**TASK STATEMENT:** Copy out all of the lines below word for word, leaving out the pictures.

Data listing:

┄┄┄┄┄┄

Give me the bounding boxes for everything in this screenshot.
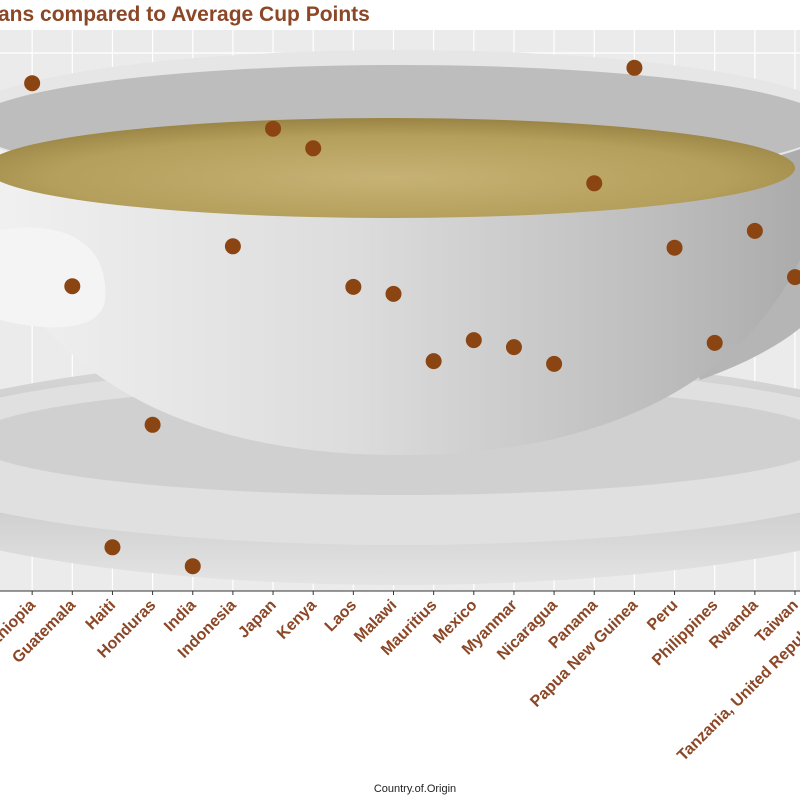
points [24, 59, 800, 575]
x-axis-title: Country.of.Origin [374, 783, 456, 795]
data-point [144, 416, 161, 433]
data-point [787, 269, 800, 286]
data-point [746, 222, 763, 239]
x-tick-label: Japan [235, 597, 280, 642]
data-point [706, 334, 723, 351]
data-point [666, 239, 683, 256]
data-point [546, 355, 563, 372]
data-point [64, 278, 81, 295]
data-point [345, 278, 362, 295]
data-point [465, 332, 482, 349]
coffee-cup-image [0, 50, 800, 585]
x-tick-label: Peru [644, 597, 681, 634]
x-tick-label: Haiti [83, 597, 120, 634]
plot-panel [0, 30, 800, 591]
chart-title: ans compared to Average Cup Points [0, 3, 370, 26]
data-point [305, 140, 322, 157]
data-point [626, 59, 643, 76]
x-tick-label: Kenya [274, 597, 320, 643]
data-point [184, 558, 201, 575]
data-point [265, 120, 282, 137]
data-point [104, 539, 121, 556]
data-point [385, 285, 402, 302]
data-point [224, 238, 241, 255]
data-point [425, 353, 442, 370]
data-point [24, 75, 41, 92]
data-point [586, 175, 603, 192]
data-point [505, 339, 522, 356]
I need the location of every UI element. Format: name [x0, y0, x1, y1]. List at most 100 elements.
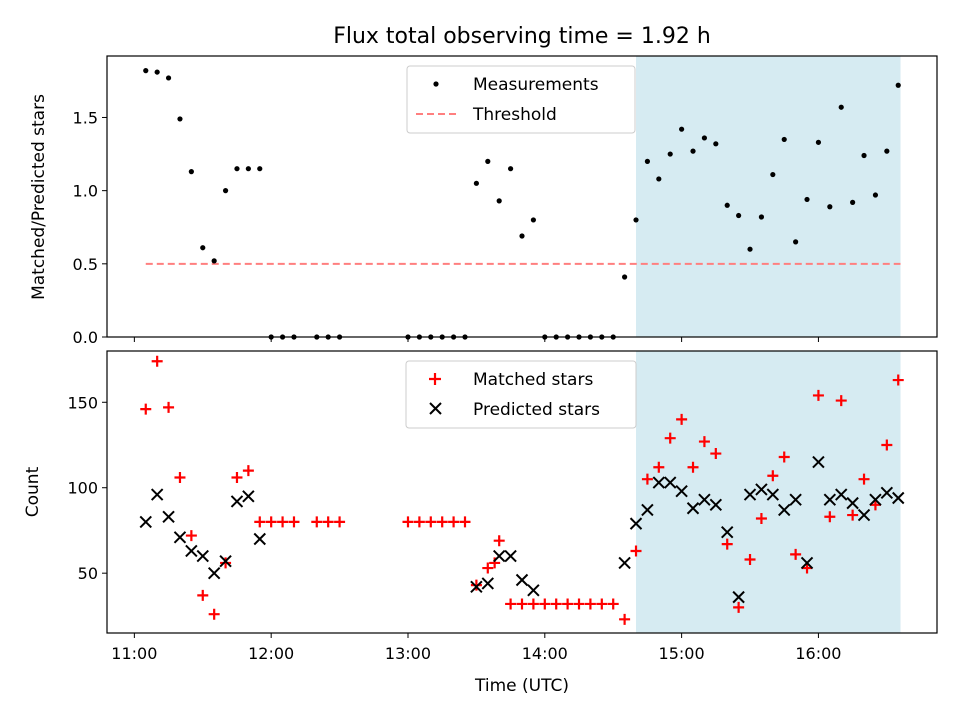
predicted-star-point: [492, 549, 506, 563]
predicted-star-point: [481, 577, 495, 590]
measurement-point: [895, 82, 901, 88]
matched-star-point: [573, 598, 585, 610]
predicted-star-point: [709, 498, 723, 512]
matched-star-point: [710, 448, 722, 460]
y-tick-label: 150: [67, 393, 98, 412]
predicted-star-point: [641, 503, 654, 517]
predicted-star-point: [835, 488, 848, 501]
measurement-point: [758, 214, 765, 220]
measurement-point: [667, 151, 673, 157]
matched-star-point: [505, 598, 517, 610]
matched-star-point: [197, 589, 209, 601]
bottom-ylabel: Count: [23, 466, 43, 517]
predicted-star-point: [778, 503, 791, 517]
predicted-star-point: [652, 476, 666, 489]
y-tick-label: 100: [67, 479, 98, 498]
chart-title: Flux total observing time = 1.92 h: [333, 24, 711, 49]
measurement-point: [861, 152, 867, 159]
y-tick-label: 50: [78, 564, 98, 583]
matched-star-point: [835, 395, 847, 407]
predicted-star-point: [721, 525, 734, 539]
measurement-point: [222, 188, 229, 194]
matched-star-point: [584, 598, 596, 610]
matched-star-point: [311, 516, 323, 528]
measurement-point: [200, 245, 206, 251]
predicted-star-point: [846, 496, 859, 510]
matched-star-point: [459, 516, 471, 528]
x-tick-label: 13:00: [385, 644, 431, 663]
matched-star-point: [847, 509, 859, 521]
matched-star-point: [733, 601, 745, 613]
predicted-star-point: [230, 495, 244, 508]
predicted-star-point: [800, 556, 814, 570]
predicted-star-point: [242, 490, 255, 503]
matched-star-point: [151, 355, 163, 367]
matched-star-point: [755, 512, 767, 524]
measurement-point: [713, 141, 719, 147]
matched-star-point: [265, 516, 277, 528]
measurement-point: [815, 139, 822, 145]
matched-star-point: [687, 461, 699, 473]
predicted-star-point: [869, 493, 882, 506]
matched-star-point: [334, 516, 346, 528]
bottom-ticks: 50 100 150 11:00 12:00 13:00 14:00 15:00 16:00: [67, 393, 841, 663]
predicted-star-point: [173, 531, 187, 544]
measurement-point: [496, 198, 502, 204]
predicted-star-point: [755, 483, 768, 496]
bottom-shaded-span: [636, 351, 901, 633]
matched-star-point: [778, 451, 790, 463]
y-tick-label: 0.0: [73, 328, 98, 347]
matched-star-point: [516, 598, 528, 610]
measurement-point: [633, 217, 639, 223]
matched-star-point: [812, 389, 824, 401]
x-tick-label: 15:00: [659, 644, 705, 663]
predicted-star-point: [139, 515, 152, 529]
top-axes-frame: [106, 55, 938, 338]
y-tick-label: 1.0: [73, 182, 98, 201]
matched-star-point: [664, 432, 676, 444]
predicted-star-point: [185, 544, 198, 558]
predicted-star-point: [470, 580, 483, 594]
matched-star-point: [869, 499, 881, 511]
measurement-point: [747, 246, 753, 252]
predicted-star-point: [892, 491, 905, 505]
predicted-star-point: [207, 566, 221, 580]
matched-star-point: [470, 579, 482, 591]
legend-matched-label: Matched stars: [473, 370, 593, 390]
measurement-point: [177, 116, 183, 122]
matched-star-point: [607, 598, 619, 610]
matched-star-point: [425, 516, 437, 528]
bottom-panel: 50 100 150 11:00 12:00 13:00 14:00 15:00 16:00 C…: [23, 350, 938, 663]
legend-predicted-label: Predicted stars: [473, 400, 600, 420]
matched-star-point: [858, 473, 870, 485]
measurement-point: [656, 176, 662, 182]
matched-star-point: [676, 413, 688, 425]
x-tick-label: 11:00: [111, 644, 157, 663]
measurement-point: [154, 69, 160, 75]
top-legend-box: [406, 65, 636, 134]
matched-star-point: [254, 516, 266, 528]
matched-star-point: [790, 548, 802, 560]
matched-star-point: [220, 557, 232, 569]
matched-star-point: [174, 471, 186, 483]
measurement-point: [850, 199, 856, 205]
measurement-point: [507, 166, 514, 172]
predicted-star-point: [162, 510, 175, 523]
legend-matched-marker: [429, 373, 441, 385]
matched-star-point: [596, 598, 608, 610]
x-tick-label: 16:00: [795, 644, 841, 663]
y-tick-label: 0.5: [73, 255, 98, 274]
matched-star-point: [698, 436, 710, 448]
matched-star-point: [619, 613, 631, 625]
measurement-point: [245, 166, 251, 172]
matched-star-point: [163, 401, 175, 413]
matched-star-point: [493, 535, 505, 547]
predicted-star-point: [857, 508, 871, 522]
top-legend: Measurements Threshold: [406, 65, 636, 134]
predicted-star-point: [664, 476, 677, 489]
predicted-star-point: [686, 502, 700, 515]
matched-star-point: [562, 598, 574, 610]
bottom-legend-box: [405, 360, 637, 429]
measurement-point: [165, 75, 172, 81]
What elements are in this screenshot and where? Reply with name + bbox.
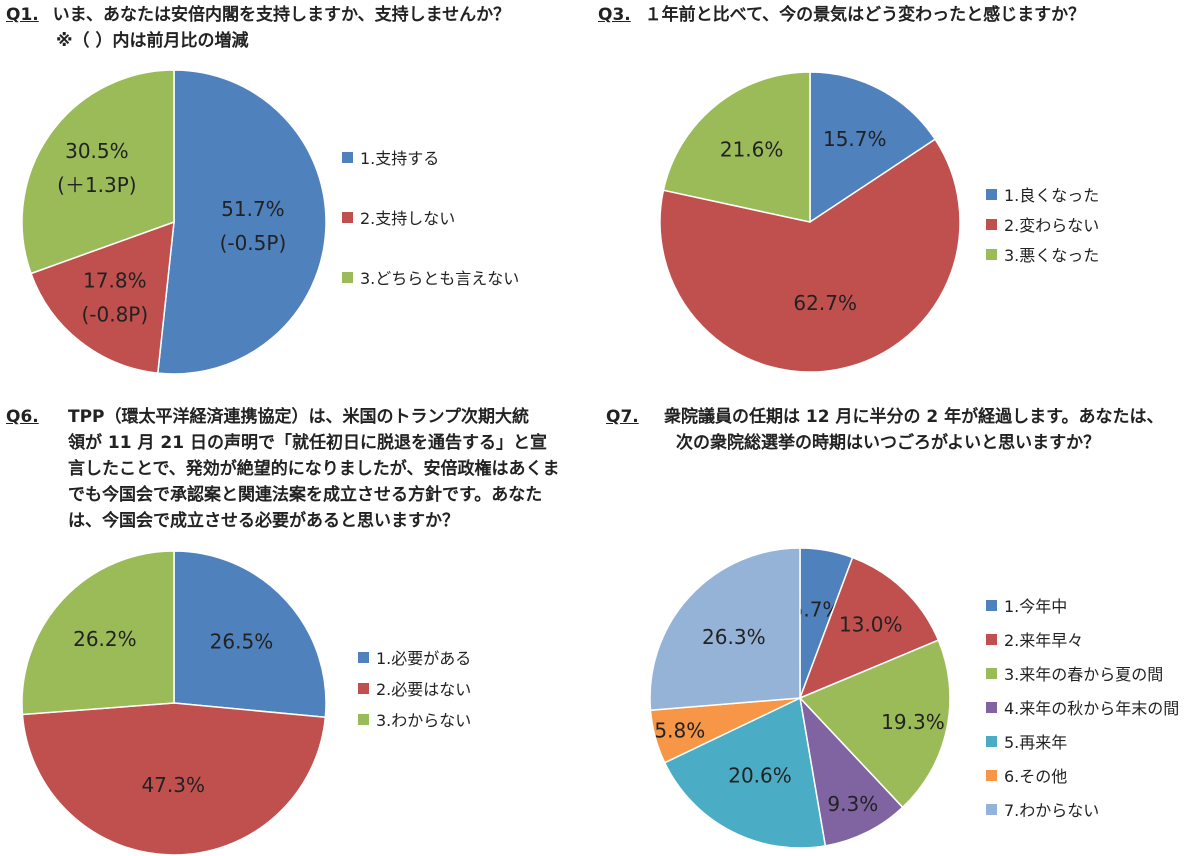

┄┄┄┄┄┄

**COMPLETE RESPONSE:**
Give me the bounding boxes for everything in this screenshot.
points [24, 59, 800, 575]
x-axis-title: Country.of.Origin [374, 783, 456, 795]
data-point [144, 416, 161, 433]
data-point [787, 269, 800, 286]
data-point [746, 222, 763, 239]
x-tick-label: Japan [235, 597, 280, 642]
data-point [706, 334, 723, 351]
data-point [666, 239, 683, 256]
data-point [546, 355, 563, 372]
data-point [64, 278, 81, 295]
data-point [345, 278, 362, 295]
data-point [465, 332, 482, 349]
coffee-cup-image [0, 50, 800, 585]
x-tick-label: Peru [644, 597, 681, 634]
x-tick-label: Haiti [83, 597, 120, 634]
plot-panel [0, 30, 800, 591]
chart-title: ans compared to Average Cup Points [0, 3, 370, 26]
data-point [305, 140, 322, 157]
data-point [626, 59, 643, 76]
x-tick-label: Kenya [274, 597, 320, 643]
data-point [184, 558, 201, 575]
data-point [265, 120, 282, 137]
data-point [104, 539, 121, 556]
data-point [385, 285, 402, 302]
data-point [224, 238, 241, 255]
data-point [425, 353, 442, 370]
data-point [24, 75, 41, 92]
data-point [586, 175, 603, 192]
data-point [505, 339, 522, 356]
I need the location of every UI element. Format: name [x0, y0, x1, y1]. List at most 100 elements.
predicted-star-point: [492, 549, 506, 563]
predicted-star-point: [481, 577, 495, 590]
measurement-point: [895, 82, 901, 88]
matched-star-point: [573, 598, 585, 610]
predicted-star-point: [709, 498, 723, 512]
matched-star-point: [710, 448, 722, 460]
y-tick-label: 150: [67, 393, 98, 412]
predicted-star-point: [641, 503, 654, 517]
predicted-star-point: [835, 488, 848, 501]
measurement-point: [758, 214, 765, 220]
measurement-point: [667, 151, 673, 157]
matched-star-point: [505, 598, 517, 610]
matched-star-point: [197, 589, 209, 601]
bottom-ylabel: Count: [23, 466, 43, 517]
predicted-star-point: [778, 503, 791, 517]
predicted-star-point: [652, 476, 666, 489]
y-tick-label: 100: [67, 479, 98, 498]
chart-title: Flux total observing time = 1.92 h: [333, 24, 711, 49]
measurement-point: [861, 152, 867, 159]
y-tick-label: 50: [78, 564, 98, 583]
matched-star-point: [835, 395, 847, 407]
predicted-star-point: [721, 525, 734, 539]
measurement-point: [222, 188, 229, 194]
matched-star-point: [584, 598, 596, 610]
matched-star-point: [311, 516, 323, 528]
measurement-point: [200, 245, 206, 251]
predicted-star-point: [846, 496, 859, 510]
matched-star-point: [459, 516, 471, 528]
x-tick-label: 13:00: [385, 644, 431, 663]
matched-star-point: [847, 509, 859, 521]
matched-star-point: [733, 601, 745, 613]
predicted-star-point: [230, 495, 244, 508]
predicted-star-point: [800, 556, 814, 570]
predicted-star-point: [242, 490, 255, 503]
matched-star-point: [151, 355, 163, 367]
matched-star-point: [755, 512, 767, 524]
measurement-point: [713, 141, 719, 147]
matched-star-point: [265, 516, 277, 528]
measurement-point: [815, 139, 822, 145]
matched-star-point: [687, 461, 699, 473]
predicted-star-point: [869, 493, 882, 506]
matched-star-point: [334, 516, 346, 528]
bottom-ticks: 50 100 150 11:00 12:00 13:00 14:00 15:00 16:00: [67, 393, 841, 663]
predicted-star-point: [173, 531, 187, 544]
measurement-point: [496, 198, 502, 204]
predicted-star-point: [755, 483, 768, 496]
bottom-shaded-span: [636, 351, 901, 633]
matched-star-point: [778, 451, 790, 463]
y-tick-label: 0.0: [73, 328, 98, 347]
matched-star-point: [516, 598, 528, 610]
measurement-point: [633, 217, 639, 223]
matched-star-point: [812, 389, 824, 401]
x-tick-label: 15:00: [659, 644, 705, 663]
predicted-star-point: [139, 515, 152, 529]
top-axes-frame: [106, 55, 938, 338]
y-tick-label: 1.0: [73, 182, 98, 201]
matched-star-point: [664, 432, 676, 444]
predicted-star-point: [185, 544, 198, 558]
predicted-star-point: [470, 580, 483, 594]
matched-star-point: [869, 499, 881, 511]
measurement-point: [747, 246, 753, 252]
predicted-star-point: [892, 491, 905, 505]
predicted-star-point: [207, 566, 221, 580]
matched-star-point: [470, 579, 482, 591]
legend-matched-label: Matched stars: [473, 370, 593, 390]
measurement-point: [177, 116, 183, 122]
matched-star-point: [607, 598, 619, 610]
matched-star-point: [425, 516, 437, 528]
bottom-panel: 50 100 150 11:00 12:00 13:00 14:00 15:00 16:00 C…: [23, 350, 938, 663]
legend-predicted-label: Predicted stars: [473, 400, 600, 420]
matched-star-point: [858, 473, 870, 485]
measurement-point: [656, 176, 662, 182]
matched-star-point: [676, 413, 688, 425]
x-tick-label: 11:00: [111, 644, 157, 663]
measurement-point: [154, 69, 160, 75]
top-legend-box: [406, 65, 636, 134]
matched-star-point: [254, 516, 266, 528]
matched-star-point: [790, 548, 802, 560]
matched-star-point: [220, 557, 232, 569]
matched-star-point: [174, 471, 186, 483]
measurement-point: [850, 199, 856, 205]
measurement-point: [507, 166, 514, 172]
predicted-star-point: [162, 510, 175, 523]
legend-matched-marker: [429, 373, 441, 385]
matched-star-point: [596, 598, 608, 610]
x-tick-label: 16:00: [795, 644, 841, 663]
y-tick-label: 0.5: [73, 255, 98, 274]
matched-star-point: [698, 436, 710, 448]
matched-star-point: [619, 613, 631, 625]
measurement-point: [245, 166, 251, 172]
matched-star-point: [163, 401, 175, 413]
matched-star-point: [493, 535, 505, 547]
predicted-star-point: [857, 508, 871, 522]
top-legend: Measurements Threshold: [406, 65, 636, 134]
predicted-star-point: [664, 476, 677, 489]
predicted-star-point: [686, 502, 700, 515]
matched-star-point: [562, 598, 574, 610]
bottom-legend-box: [405, 360, 637, 429]
measurement-point: [165, 75, 172, 81]
What elements are in this screenshot and where? Reply with name + bbox.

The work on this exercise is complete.